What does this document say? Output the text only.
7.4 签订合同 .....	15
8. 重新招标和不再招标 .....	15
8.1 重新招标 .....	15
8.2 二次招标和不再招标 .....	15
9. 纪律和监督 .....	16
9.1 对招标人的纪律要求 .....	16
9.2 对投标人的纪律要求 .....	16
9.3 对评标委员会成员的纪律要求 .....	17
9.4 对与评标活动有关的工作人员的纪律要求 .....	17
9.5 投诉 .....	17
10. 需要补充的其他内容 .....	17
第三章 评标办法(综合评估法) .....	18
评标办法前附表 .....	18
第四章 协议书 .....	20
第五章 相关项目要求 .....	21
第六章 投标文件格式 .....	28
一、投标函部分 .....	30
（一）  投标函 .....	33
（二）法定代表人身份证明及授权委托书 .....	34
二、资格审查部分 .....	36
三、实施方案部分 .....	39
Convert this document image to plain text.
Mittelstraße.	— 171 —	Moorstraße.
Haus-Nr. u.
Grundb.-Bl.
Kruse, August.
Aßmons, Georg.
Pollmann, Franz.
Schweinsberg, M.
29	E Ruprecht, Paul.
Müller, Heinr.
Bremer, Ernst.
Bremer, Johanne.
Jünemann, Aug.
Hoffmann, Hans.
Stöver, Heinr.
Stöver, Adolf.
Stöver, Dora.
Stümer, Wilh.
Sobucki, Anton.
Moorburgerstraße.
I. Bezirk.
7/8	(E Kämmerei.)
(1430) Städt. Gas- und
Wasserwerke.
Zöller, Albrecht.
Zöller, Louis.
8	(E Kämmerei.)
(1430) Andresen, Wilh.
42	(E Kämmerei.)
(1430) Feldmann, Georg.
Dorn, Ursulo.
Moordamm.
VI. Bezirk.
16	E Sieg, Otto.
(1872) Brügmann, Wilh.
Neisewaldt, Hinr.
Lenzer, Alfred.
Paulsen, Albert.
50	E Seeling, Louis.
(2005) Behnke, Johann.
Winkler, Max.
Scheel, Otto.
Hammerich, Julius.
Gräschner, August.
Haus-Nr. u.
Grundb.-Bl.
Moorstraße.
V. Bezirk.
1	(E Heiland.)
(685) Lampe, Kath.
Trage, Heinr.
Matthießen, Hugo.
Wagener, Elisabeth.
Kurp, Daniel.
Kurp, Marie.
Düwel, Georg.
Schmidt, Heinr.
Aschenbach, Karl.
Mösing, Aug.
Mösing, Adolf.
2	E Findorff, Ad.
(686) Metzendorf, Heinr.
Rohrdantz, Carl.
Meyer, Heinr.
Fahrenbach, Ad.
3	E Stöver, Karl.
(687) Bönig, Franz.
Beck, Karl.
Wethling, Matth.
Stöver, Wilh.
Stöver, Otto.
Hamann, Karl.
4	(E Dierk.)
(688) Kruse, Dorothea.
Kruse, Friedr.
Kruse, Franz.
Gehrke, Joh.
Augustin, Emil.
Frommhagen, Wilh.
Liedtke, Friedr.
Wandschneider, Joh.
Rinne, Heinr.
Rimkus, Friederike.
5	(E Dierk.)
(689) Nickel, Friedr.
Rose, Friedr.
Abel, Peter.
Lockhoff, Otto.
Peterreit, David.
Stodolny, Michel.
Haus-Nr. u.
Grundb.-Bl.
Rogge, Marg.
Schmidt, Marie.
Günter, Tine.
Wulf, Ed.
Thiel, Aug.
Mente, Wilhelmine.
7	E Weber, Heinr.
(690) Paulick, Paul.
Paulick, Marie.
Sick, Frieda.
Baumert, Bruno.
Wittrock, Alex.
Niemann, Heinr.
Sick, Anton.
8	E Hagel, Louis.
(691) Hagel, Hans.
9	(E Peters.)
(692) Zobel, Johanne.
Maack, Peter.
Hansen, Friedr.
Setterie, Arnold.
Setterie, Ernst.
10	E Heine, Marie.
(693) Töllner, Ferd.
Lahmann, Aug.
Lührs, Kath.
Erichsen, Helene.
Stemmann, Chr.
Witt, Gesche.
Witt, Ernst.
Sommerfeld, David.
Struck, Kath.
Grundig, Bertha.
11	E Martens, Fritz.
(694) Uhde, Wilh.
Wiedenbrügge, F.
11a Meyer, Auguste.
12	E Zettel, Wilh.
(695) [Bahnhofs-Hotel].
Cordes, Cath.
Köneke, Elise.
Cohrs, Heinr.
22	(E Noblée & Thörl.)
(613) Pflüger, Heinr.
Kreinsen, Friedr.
▬▬▬▬▬▬▬▬▬▬
*Exercise directions*.
Copy every record exactly, with nothing added or dropped.

*Answer to this problem*.
What does this document say? Output the text only.
7.4 签订合同 .....	15
8. 重新招标和不再招标 .....	15
8.1 重新招标 .....	15
8.2 二次招标和不再招标 .....	15
9. 纪律和监督 .....	16
9.1 对招标人的纪律要求 .....	16
9.2 对投标人的纪律要求 .....	16
9.3 对评标委员会成员的纪律要求 .....	17
9.4 对与评标活动有关的工作人员的纪律要求 .....	17
9.5 投诉 .....	17
10. 需要补充的其他内容 .....	17
第三章 评标办法(综合评估法) .....	18
评标办法前附表 .....	18
第四章 协议书 .....	20
第五章 相关项目要求 .....	21
第六章 投标文件格式 .....	28
一、投标函部分 .....	30
（一）  投标函 .....	33
（二）法定代表人身份证明及授权委托书 .....	34
二、资格审查部分 .....	36
三、实施方案部分 .....	39
Convert this document image to plain text.
Mittelstraße.	— 171 —	Moorstraße.
Haus-Nr. u.
Grundb.-Bl.
Kruse, August.
Aßmons, Georg.
Pollmann, Franz.
Schweinsberg, M.
29	E Ruprecht, Paul.
Müller, Heinr.
Bremer, Ernst.
Bremer, Johanne.
Jünemann, Aug.
Hoffmann, Hans.
Stöver, Heinr.
Stöver, Adolf.
Stöver, Dora.
Stümer, Wilh.
Sobucki, Anton.
Moorburgerstraße.
I. Bezirk.
7/8	(E Kämmerei.)
(1430) Städt. Gas- und
Wasserwerke.
Zöller, Albrecht.
Zöller, Louis.
8	(E Kämmerei.)
(1430) Andresen, Wilh.
42	(E Kämmerei.)
(1430) Feldmann, Georg.
Dorn, Ursulo.
Moordamm.
VI. Bezirk.
16	E Sieg, Otto.
(1872) Brügmann, Wilh.
Neisewaldt, Hinr.
Lenzer, Alfred.
Paulsen, Albert.
50	E Seeling, Louis.
(2005) Behnke, Johann.
Winkler, Max.
Scheel, Otto.
Hammerich, Julius.
Gräschner, August.
Haus-Nr. u.
Grundb.-Bl.
Moorstraße.
V. Bezirk.
1	(E Heiland.)
(685) Lampe, Kath.
Trage, Heinr.
Matthießen, Hugo.
Wagener, Elisabeth.
Kurp, Daniel.
Kurp, Marie.
Düwel, Georg.
Schmidt, Heinr.
Aschenbach, Karl.
Mösing, Aug.
Mösing, Adolf.
2	E Findorff, Ad.
(686) Metzendorf, Heinr.
Rohrdantz, Carl.
Meyer, Heinr.
Fahrenbach, Ad.
3	E Stöver, Karl.
(687) Bönig, Franz.
Beck, Karl.
Wethling, Matth.
Stöver, Wilh.
Stöver, Otto.
Hamann, Karl.
4	(E Dierk.)
(688) Kruse, Dorothea.
Kruse, Friedr.
Kruse, Franz.
Gehrke, Joh.
Augustin, Emil.
Frommhagen, Wilh.
Liedtke, Friedr.
Wandschneider, Joh.
Rinne, Heinr.
Rimkus, Friederike.
5	(E Dierk.)
(689) Nickel, Friedr.
Rose, Friedr.
Abel, Peter.
Lockhoff, Otto.
Peterreit, David.
Stodolny, Michel.
Haus-Nr. u.
Grundb.-Bl.
Rogge, Marg.
Schmidt, Marie.
Günter, Tine.
Wulf, Ed.
Thiel, Aug.
Mente, Wilhelmine.
7	E Weber, Heinr.
(690) Paulick, Paul.
Paulick, Marie.
Sick, Frieda.
Baumert, Bruno.
Wittrock, Alex.
Niemann, Heinr.
Sick, Anton.
8	E Hagel, Louis.
(691) Hagel, Hans.
9	(E Peters.)
(692) Zobel, Johanne.
Maack, Peter.
Hansen, Friedr.
Setterie, Arnold.
Setterie, Ernst.
10	E Heine, Marie.
(693) Töllner, Ferd.
Lahmann, Aug.
Lührs, Kath.
Erichsen, Helene.
Stemmann, Chr.
Witt, Gesche.
Witt, Ernst.
Sommerfeld, David.
Struck, Kath.
Grundig, Bertha.
11	E Martens, Fritz.
(694) Uhde, Wilh.
Wiedenbrügge, F.
11a Meyer, Auguste.
12	E Zettel, Wilh.
(695) [Bahnhofs-Hotel].
Cordes, Cath.
Köneke, Elise.
Cohrs, Heinr.
22	(E Noblée & Thörl.)
(613) Pflüger, Heinr.
Kreinsen, Friedr.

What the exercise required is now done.